--- start Raw records ---

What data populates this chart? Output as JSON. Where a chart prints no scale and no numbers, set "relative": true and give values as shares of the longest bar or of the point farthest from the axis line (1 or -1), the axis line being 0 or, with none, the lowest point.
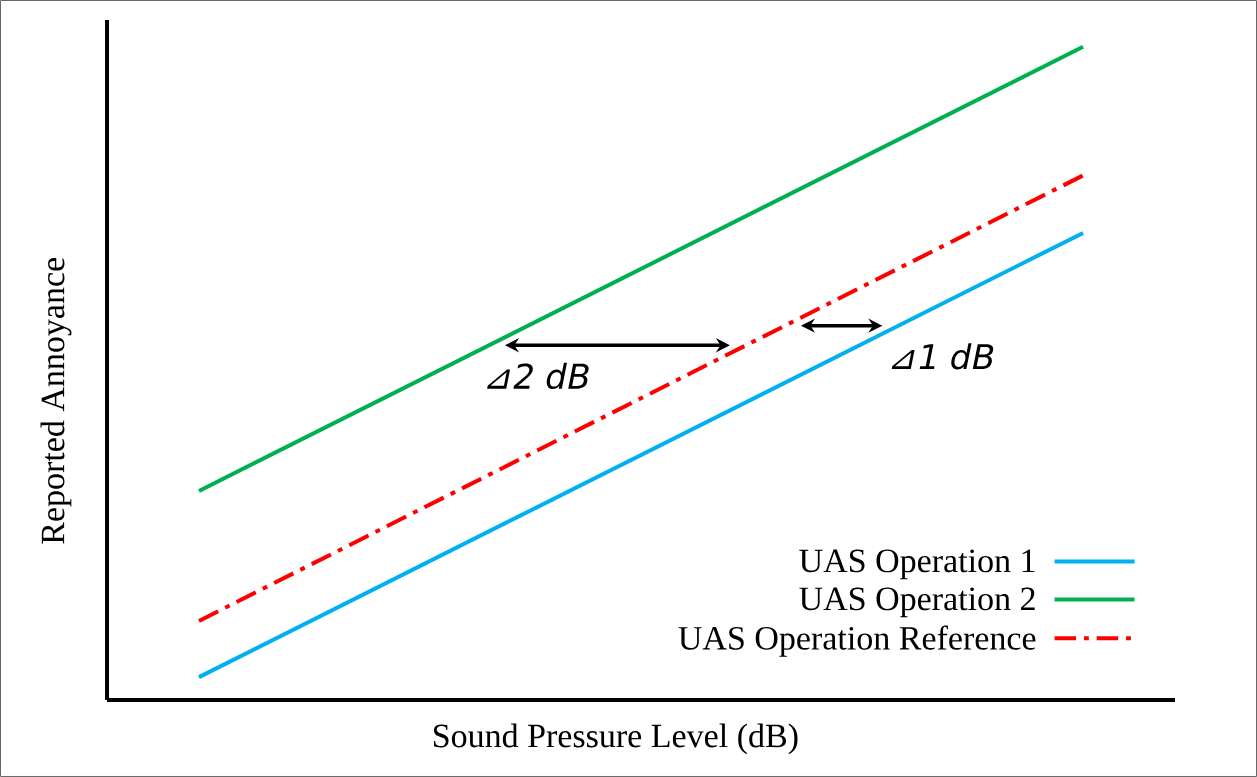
{
  "chart_data": {
    "type": "line",
    "relative": true,
    "xlabel": "Sound Pressure Level (dB)",
    "ylabel": "Reported Annoyance",
    "legend": "bottom right",
    "categories": [
      null,
      null
    ],
    "series": [
      {
        "name": "UAS Operation 1",
        "color": "#00b0f0",
        "values": [
          0.035,
          0.715
        ],
        "line_style": "solid"
      },
      {
        "name": "UAS Operation 2",
        "color": "#00b050",
        "values": [
          0.32,
          1
        ],
        "line_style": "solid"
      },
      {
        "name": "UAS Operation Reference",
        "color": "#ff0000",
        "values": [
          0.121,
          0.803
        ],
        "line_style": "dashdot"
      }
    ],
    "annotations": [
      "⊿2 dB",
      "⊿1 dB"
    ]
  }
}
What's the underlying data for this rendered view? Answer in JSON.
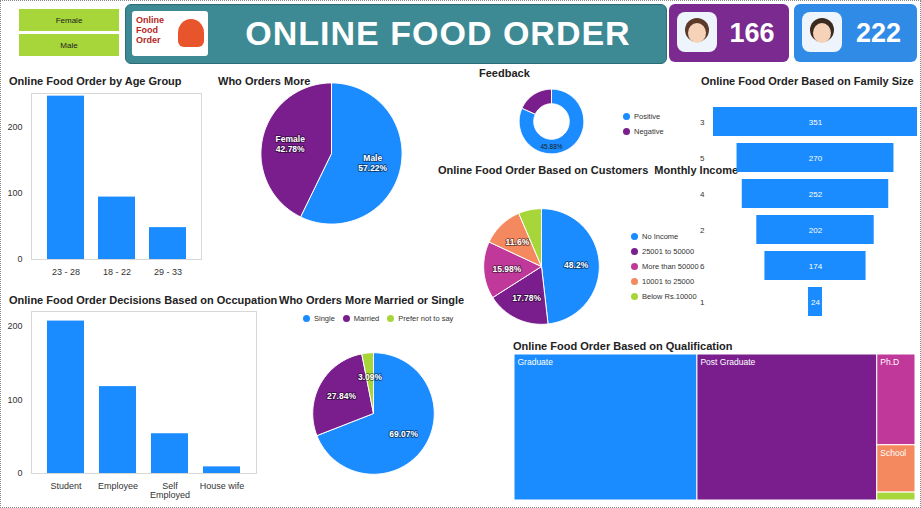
{
  "header": {
    "title": "ONLINE FOOD ORDER",
    "logo_text": "Online Food Order",
    "slicer": [
      "Female",
      "Male"
    ],
    "cards": [
      {
        "value": 166,
        "color": "#7b2a8f"
      },
      {
        "value": 222,
        "color": "#2f8be6"
      }
    ]
  },
  "chart_data": [
    {
      "type": "bar",
      "title": "Online Food Order by Age Group",
      "categories": [
        "23 - 28",
        "18 - 22",
        "29 - 33"
      ],
      "values": [
        246,
        94,
        48
      ],
      "color": "#1a8cff",
      "ylim": [
        0,
        250
      ],
      "yticks": [
        0,
        100,
        200
      ],
      "grid": false
    },
    {
      "type": "pie",
      "title": "Who Orders More",
      "categories": [
        "Male",
        "Female"
      ],
      "values": [
        57.22,
        42.78
      ],
      "value_labels": [
        "57.22%",
        "42.78%"
      ],
      "colors": [
        "#1a8cff",
        "#7a1e8e"
      ],
      "data_labels": true
    },
    {
      "type": "donut",
      "title": "Feedback",
      "categories": [
        "Positive",
        "Negative"
      ],
      "values": [
        81.7,
        18.3
      ],
      "colors": [
        "#1a8cff",
        "#7a1e8e"
      ],
      "legend": "right",
      "annotations": [
        "45.88%"
      ]
    },
    {
      "type": "pie",
      "title": "Online Food Order Based on Customers  Monthly Income",
      "categories": [
        "No Income",
        "25001 to 50000",
        "More than 50000",
        "10001 to 25000",
        "Below Rs.10000"
      ],
      "values": [
        48.2,
        17.78,
        15.98,
        11.6,
        6.44
      ],
      "value_labels": [
        "48.2%",
        "17.78%",
        "15.98%",
        "11.6%",
        null
      ],
      "colors": [
        "#1a8cff",
        "#7a1e8e",
        "#c0399a",
        "#f4895f",
        "#a7d63a"
      ],
      "legend": "right",
      "data_labels": true
    },
    {
      "type": "funnel",
      "title": "Online Food Order Based on Family Size",
      "categories": [
        "3",
        "5",
        "4",
        "2",
        "6",
        "1"
      ],
      "values": [
        351,
        270,
        252,
        202,
        174,
        24
      ],
      "color": "#1a8cff",
      "orientation": "horizontal",
      "data_labels": true,
      "tick_labels": "y"
    },
    {
      "type": "bar",
      "title": "Online Food Order Decisions Based on Occupation",
      "categories": [
        "Student",
        "Employee",
        "Self Employed",
        "House wife"
      ],
      "values": [
        207,
        118,
        54,
        9
      ],
      "color": "#1a8cff",
      "ylim": [
        0,
        220
      ],
      "yticks": [
        0,
        100,
        200
      ],
      "grid": false
    },
    {
      "type": "pie",
      "title": "Who Orders More Married or Single",
      "categories": [
        "Single",
        "Married",
        "Prefer not to say"
      ],
      "values": [
        69.07,
        27.84,
        3.09
      ],
      "value_labels": [
        "69.07%",
        "27.84%",
        "3.09%"
      ],
      "colors": [
        "#1a8cff",
        "#7a1e8e",
        "#a7d63a"
      ],
      "legend": "top",
      "data_labels": true
    },
    {
      "type": "treemap",
      "title": "Online Food Order Based on Qualification",
      "categories": [
        "Graduate",
        "Post Graduate",
        "Ph.D",
        "School",
        null
      ],
      "values": [
        177,
        174,
        23,
        12,
        2
      ],
      "colors": [
        "#1a8cff",
        "#7a1e8e",
        "#c0399a",
        "#f4895f",
        "#a7d63a"
      ]
    }
  ]
}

--- end Raw records ---

Brief: Each line in the listing above that contains "Income" should be copied.

Correct result:
      "title": "Online Food Order Based on Customers  Monthly Income",
        "No Income",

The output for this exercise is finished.